WRITTEN REQUEST — Set down the full listing exactly, character for character.
┌─ INPUT MATERIAL
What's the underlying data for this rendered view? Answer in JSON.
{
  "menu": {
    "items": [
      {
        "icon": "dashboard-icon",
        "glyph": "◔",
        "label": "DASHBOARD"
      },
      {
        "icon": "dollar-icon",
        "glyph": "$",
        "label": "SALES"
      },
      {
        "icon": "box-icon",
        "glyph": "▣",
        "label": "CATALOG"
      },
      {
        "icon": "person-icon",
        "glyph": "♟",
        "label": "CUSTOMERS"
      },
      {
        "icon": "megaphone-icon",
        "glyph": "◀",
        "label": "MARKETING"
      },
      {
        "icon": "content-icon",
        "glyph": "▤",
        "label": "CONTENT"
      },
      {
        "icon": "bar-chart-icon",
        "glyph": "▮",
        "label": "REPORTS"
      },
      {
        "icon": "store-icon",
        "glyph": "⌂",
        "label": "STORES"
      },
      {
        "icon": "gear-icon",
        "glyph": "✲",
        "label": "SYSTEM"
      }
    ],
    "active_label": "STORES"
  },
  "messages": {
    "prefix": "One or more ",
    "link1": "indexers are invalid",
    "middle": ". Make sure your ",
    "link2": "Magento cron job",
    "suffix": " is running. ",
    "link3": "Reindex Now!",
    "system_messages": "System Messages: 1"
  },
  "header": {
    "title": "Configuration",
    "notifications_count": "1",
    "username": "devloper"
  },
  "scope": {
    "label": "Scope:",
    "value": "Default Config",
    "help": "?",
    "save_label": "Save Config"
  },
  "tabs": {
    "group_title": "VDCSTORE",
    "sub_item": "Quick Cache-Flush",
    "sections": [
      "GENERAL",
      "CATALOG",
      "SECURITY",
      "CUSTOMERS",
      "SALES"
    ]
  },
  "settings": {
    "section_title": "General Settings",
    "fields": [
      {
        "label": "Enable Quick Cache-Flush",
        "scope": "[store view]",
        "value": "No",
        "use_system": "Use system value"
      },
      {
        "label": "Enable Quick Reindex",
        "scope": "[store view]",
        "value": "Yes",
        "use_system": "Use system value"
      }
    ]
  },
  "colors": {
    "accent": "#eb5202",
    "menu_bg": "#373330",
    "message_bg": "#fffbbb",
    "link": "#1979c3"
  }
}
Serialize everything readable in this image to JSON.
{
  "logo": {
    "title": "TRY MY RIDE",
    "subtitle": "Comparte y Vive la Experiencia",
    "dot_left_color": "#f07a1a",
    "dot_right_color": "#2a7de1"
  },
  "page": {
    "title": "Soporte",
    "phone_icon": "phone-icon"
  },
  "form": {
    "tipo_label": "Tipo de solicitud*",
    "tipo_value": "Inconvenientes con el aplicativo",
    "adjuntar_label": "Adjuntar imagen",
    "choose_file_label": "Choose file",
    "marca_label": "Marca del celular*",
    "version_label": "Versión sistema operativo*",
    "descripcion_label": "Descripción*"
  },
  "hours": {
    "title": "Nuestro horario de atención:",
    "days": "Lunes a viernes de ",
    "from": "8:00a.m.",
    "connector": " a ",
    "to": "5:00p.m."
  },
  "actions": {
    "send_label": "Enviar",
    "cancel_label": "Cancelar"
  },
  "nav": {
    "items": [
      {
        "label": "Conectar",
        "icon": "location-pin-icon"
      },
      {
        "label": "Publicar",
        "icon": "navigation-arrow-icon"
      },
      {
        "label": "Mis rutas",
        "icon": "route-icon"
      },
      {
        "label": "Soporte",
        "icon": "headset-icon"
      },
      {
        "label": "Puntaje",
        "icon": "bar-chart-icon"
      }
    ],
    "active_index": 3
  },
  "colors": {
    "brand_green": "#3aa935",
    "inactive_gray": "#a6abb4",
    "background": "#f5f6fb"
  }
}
└─
SOLUTION —
What's the underlying data for this rendered view? Answer in JSON.
{
  "menu": {
    "items": [
      {
        "icon": "dashboard-icon",
        "glyph": "◔",
        "label": "DASHBOARD"
      },
      {
        "icon": "dollar-icon",
        "glyph": "$",
        "label": "SALES"
      },
      {
        "icon": "box-icon",
        "glyph": "▣",
        "label": "CATALOG"
      },
      {
        "icon": "person-icon",
        "glyph": "♟",
        "label": "CUSTOMERS"
      },
      {
        "icon": "megaphone-icon",
        "glyph": "◀",
        "label": "MARKETING"
      },
      {
        "icon": "content-icon",
        "glyph": "▤",
        "label": "CONTENT"
      },
      {
        "icon": "bar-chart-icon",
        "glyph": "▮",
        "label": "REPORTS"
      },
      {
        "icon": "store-icon",
        "glyph": "⌂",
        "label": "STORES"
      },
      {
        "icon": "gear-icon",
        "glyph": "✲",
        "label": "SYSTEM"
      }
    ],
    "active_label": "STORES"
  },
  "messages": {
    "prefix": "One or more ",
    "link1": "indexers are invalid",
    "middle": ". Make sure your ",
    "link2": "Magento cron job",
    "suffix": " is running. ",
    "link3": "Reindex Now!",
    "system_messages": "System Messages: 1"
  },
  "header": {
    "title": "Configuration",
    "notifications_count": "1",
    "username": "devloper"
  },
  "scope": {
    "label": "Scope:",
    "value": "Default Config",
    "help": "?",
    "save_label": "Save Config"
  },
  "tabs": {
    "group_title": "VDCSTORE",
    "sub_item": "Quick Cache-Flush",
    "sections": [
      "GENERAL",
      "CATALOG",
      "SECURITY",
      "CUSTOMERS",
      "SALES"
    ]
  },
  "settings": {
    "section_title": "General Settings",
    "fields": [
      {
        "label": "Enable Quick Cache-Flush",
        "scope": "[store view]",
        "value": "No",
        "use_system": "Use system value"
      },
      {
        "label": "Enable Quick Reindex",
        "scope": "[store view]",
        "value": "Yes",
        "use_system": "Use system value"
      }
    ]
  },
  "colors": {
    "accent": "#eb5202",
    "menu_bg": "#373330",
    "message_bg": "#fffbbb",
    "link": "#1979c3"
  }
}
Serialize everything readable in this image to JSON.
{
  "logo": {
    "title": "TRY MY RIDE",
    "subtitle": "Comparte y Vive la Experiencia",
    "dot_left_color": "#f07a1a",
    "dot_right_color": "#2a7de1"
  },
  "page": {
    "title": "Soporte",
    "phone_icon": "phone-icon"
  },
  "form": {
    "tipo_label": "Tipo de solicitud*",
    "tipo_value": "Inconvenientes con el aplicativo",
    "adjuntar_label": "Adjuntar imagen",
    "choose_file_label": "Choose file",
    "marca_label": "Marca del celular*",
    "version_label": "Versión sistema operativo*",
    "descripcion_label": "Descripción*"
  },
  "hours": {
    "title": "Nuestro horario de atención:",
    "days": "Lunes a viernes de ",
    "from": "8:00a.m.",
    "connector": " a ",
    "to": "5:00p.m."
  },
  "actions": {
    "send_label": "Enviar",
    "cancel_label": "Cancelar"
  },
  "nav": {
    "items": [
      {
        "label": "Conectar",
        "icon": "location-pin-icon"
      },
      {
        "label": "Publicar",
        "icon": "navigation-arrow-icon"
      },
      {
        "label": "Mis rutas",
        "icon": "route-icon"
      },
      {
        "label": "Soporte",
        "icon": "headset-icon"
      },
      {
        "label": "Puntaje",
        "icon": "bar-chart-icon"
      }
    ],
    "active_index": 3
  },
  "colors": {
    "brand_green": "#3aa935",
    "inactive_gray": "#a6abb4",
    "background": "#f5f6fb"
  }
}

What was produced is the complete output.